> **Objective**: Each entry below is to be given again word for word, with no pictures.

> **Stored rows**:

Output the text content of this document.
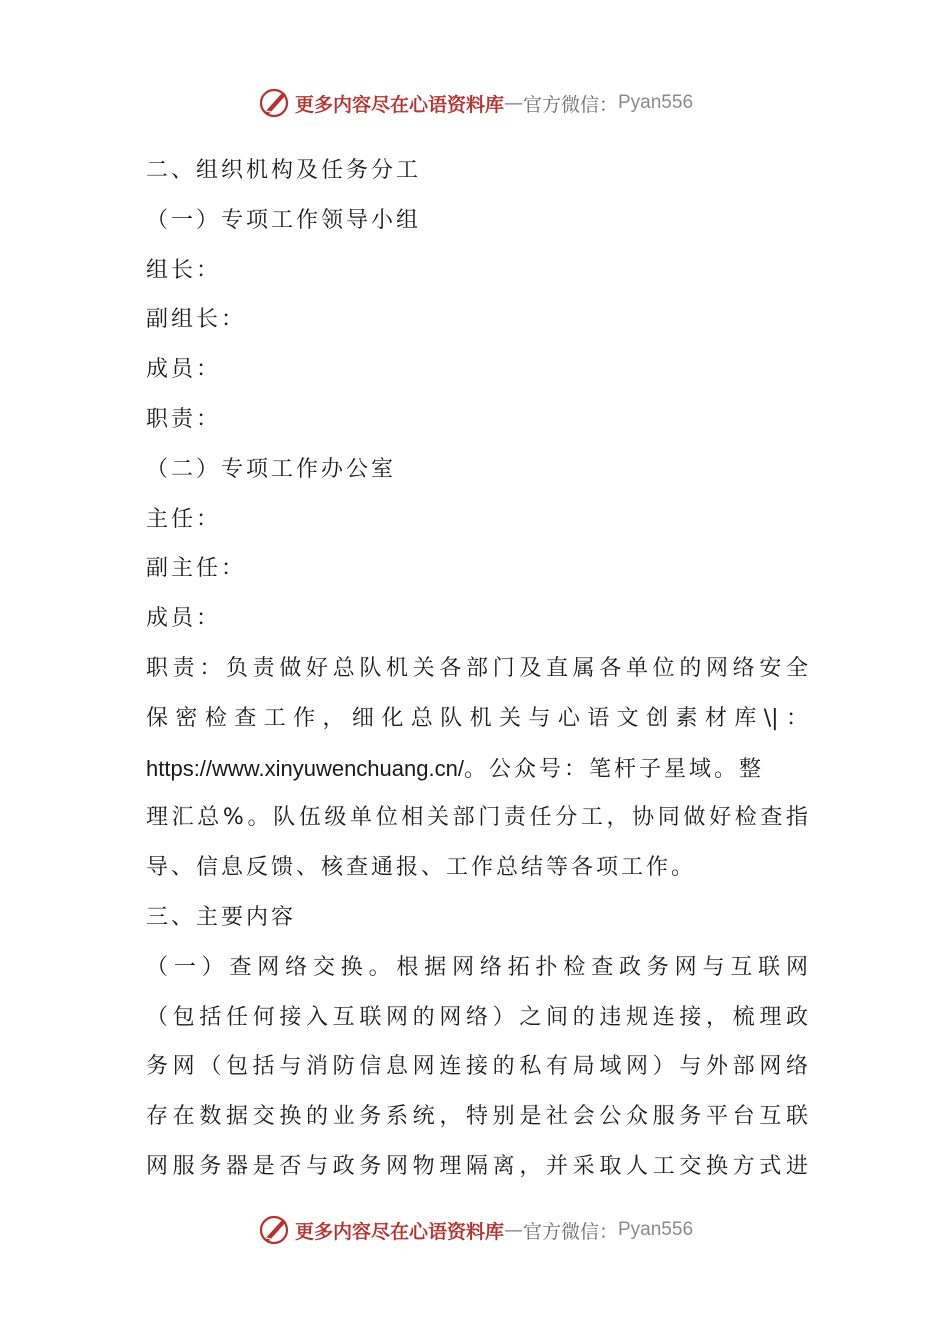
更多内容尽在心语资料库 — 官方微信： Pyan556
二、组织机构及任务分工
（一）专项工作领导小组
组长：
副组长：
成员：
职责：
（二）专项工作办公室
主任：
副主任：
成员：
职责：负责做好总队机关各部门及直属各单位的网络安全
保密检查工作，细化总队机关与心语文创素材库\|：
https://www.xinyuwenchuang.cn/。公众号：笔杆子星域。整
理汇总%。队伍级单位相关部门责任分工，协同做好检查指
导、信息反馈、核查通报、工作总结等各项工作。
三、主要内容
（一）查网络交换。根据网络拓扑检查政务网与互联网
（包括任何接入互联网的网络）之间的违规连接，梳理政
务网（包括与消防信息网连接的私有局域网）与外部网络
存在数据交换的业务系统，特别是社会公众服务平台互联
网服务器是否与政务网物理隔离，并采取人工交换方式进
更多内容尽在心语资料库 — 官方微信： Pyan556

> **Solution to this task**:
Output the text content of this document.
更多内容尽在心语资料库 — 官方微信： Pyan556
二、组织机构及任务分工
（一）专项工作领导小组
组长：
副组长：
成员：
职责：
（二）专项工作办公室
主任：
副主任：
成员：
职责：负责做好总队机关各部门及直属各单位的网络安全
保密检查工作，细化总队机关与心语文创素材库\|：
https://www.xinyuwenchuang.cn/。公众号：笔杆子星域。整
理汇总%。队伍级单位相关部门责任分工，协同做好检查指
导、信息反馈、核查通报、工作总结等各项工作。
三、主要内容
（一）查网络交换。根据网络拓扑检查政务网与互联网
（包括任何接入互联网的网络）之间的违规连接，梳理政
务网（包括与消防信息网连接的私有局域网）与外部网络
存在数据交换的业务系统，特别是社会公众服务平台互联
网服务器是否与政务网物理隔离，并采取人工交换方式进
更多内容尽在心语资料库 — 官方微信： Pyan556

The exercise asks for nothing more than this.